Saved data entries:
'''

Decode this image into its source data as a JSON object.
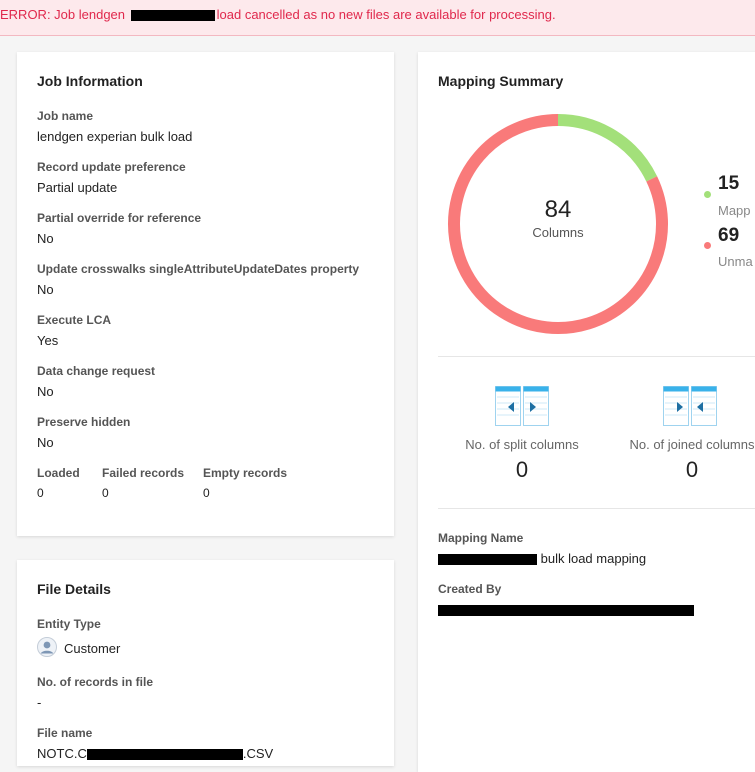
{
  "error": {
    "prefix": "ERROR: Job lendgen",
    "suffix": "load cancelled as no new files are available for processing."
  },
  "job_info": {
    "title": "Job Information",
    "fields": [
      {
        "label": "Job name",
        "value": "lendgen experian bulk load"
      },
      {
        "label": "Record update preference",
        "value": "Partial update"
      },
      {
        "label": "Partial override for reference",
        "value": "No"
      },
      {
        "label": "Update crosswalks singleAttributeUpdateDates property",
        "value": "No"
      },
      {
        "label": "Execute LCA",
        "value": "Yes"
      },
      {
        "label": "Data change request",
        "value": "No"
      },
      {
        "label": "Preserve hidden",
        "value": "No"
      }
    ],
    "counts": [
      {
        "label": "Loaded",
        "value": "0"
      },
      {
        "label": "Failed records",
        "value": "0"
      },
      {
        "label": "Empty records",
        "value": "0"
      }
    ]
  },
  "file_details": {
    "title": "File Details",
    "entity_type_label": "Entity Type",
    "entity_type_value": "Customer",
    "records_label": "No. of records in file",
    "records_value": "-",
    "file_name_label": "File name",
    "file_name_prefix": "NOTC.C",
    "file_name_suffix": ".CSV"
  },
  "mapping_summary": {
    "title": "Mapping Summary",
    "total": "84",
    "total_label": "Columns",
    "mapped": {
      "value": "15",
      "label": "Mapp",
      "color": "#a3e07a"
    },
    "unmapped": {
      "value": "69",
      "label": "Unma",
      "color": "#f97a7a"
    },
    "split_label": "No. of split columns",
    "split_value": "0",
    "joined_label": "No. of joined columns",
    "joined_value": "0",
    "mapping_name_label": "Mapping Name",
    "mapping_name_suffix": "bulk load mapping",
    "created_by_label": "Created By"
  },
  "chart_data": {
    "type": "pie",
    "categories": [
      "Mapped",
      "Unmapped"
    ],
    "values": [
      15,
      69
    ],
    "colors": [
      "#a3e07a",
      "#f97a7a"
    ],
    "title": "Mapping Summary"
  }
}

'''

To be done: Make an exact copy of all entries above, dropping the images.

Written reply:
Decode this image into its source data as a JSON object.
{
  "error": {
    "prefix": "ERROR: Job lendgen",
    "suffix": "load cancelled as no new files are available for processing."
  },
  "job_info": {
    "title": "Job Information",
    "fields": [
      {
        "label": "Job name",
        "value": "lendgen experian bulk load"
      },
      {
        "label": "Record update preference",
        "value": "Partial update"
      },
      {
        "label": "Partial override for reference",
        "value": "No"
      },
      {
        "label": "Update crosswalks singleAttributeUpdateDates property",
        "value": "No"
      },
      {
        "label": "Execute LCA",
        "value": "Yes"
      },
      {
        "label": "Data change request",
        "value": "No"
      },
      {
        "label": "Preserve hidden",
        "value": "No"
      }
    ],
    "counts": [
      {
        "label": "Loaded",
        "value": "0"
      },
      {
        "label": "Failed records",
        "value": "0"
      },
      {
        "label": "Empty records",
        "value": "0"
      }
    ]
  },
  "file_details": {
    "title": "File Details",
    "entity_type_label": "Entity Type",
    "entity_type_value": "Customer",
    "records_label": "No. of records in file",
    "records_value": "-",
    "file_name_label": "File name",
    "file_name_prefix": "NOTC.C",
    "file_name_suffix": ".CSV"
  },
  "mapping_summary": {
    "title": "Mapping Summary",
    "total": "84",
    "total_label": "Columns",
    "mapped": {
      "value": "15",
      "label": "Mapp",
      "color": "#a3e07a"
    },
    "unmapped": {
      "value": "69",
      "label": "Unma",
      "color": "#f97a7a"
    },
    "split_label": "No. of split columns",
    "split_value": "0",
    "joined_label": "No. of joined columns",
    "joined_value": "0",
    "mapping_name_label": "Mapping Name",
    "mapping_name_suffix": "bulk load mapping",
    "created_by_label": "Created By"
  },
  "chart_data": {
    "type": "pie",
    "categories": [
      "Mapped",
      "Unmapped"
    ],
    "values": [
      15,
      69
    ],
    "colors": [
      "#a3e07a",
      "#f97a7a"
    ],
    "title": "Mapping Summary"
  }
}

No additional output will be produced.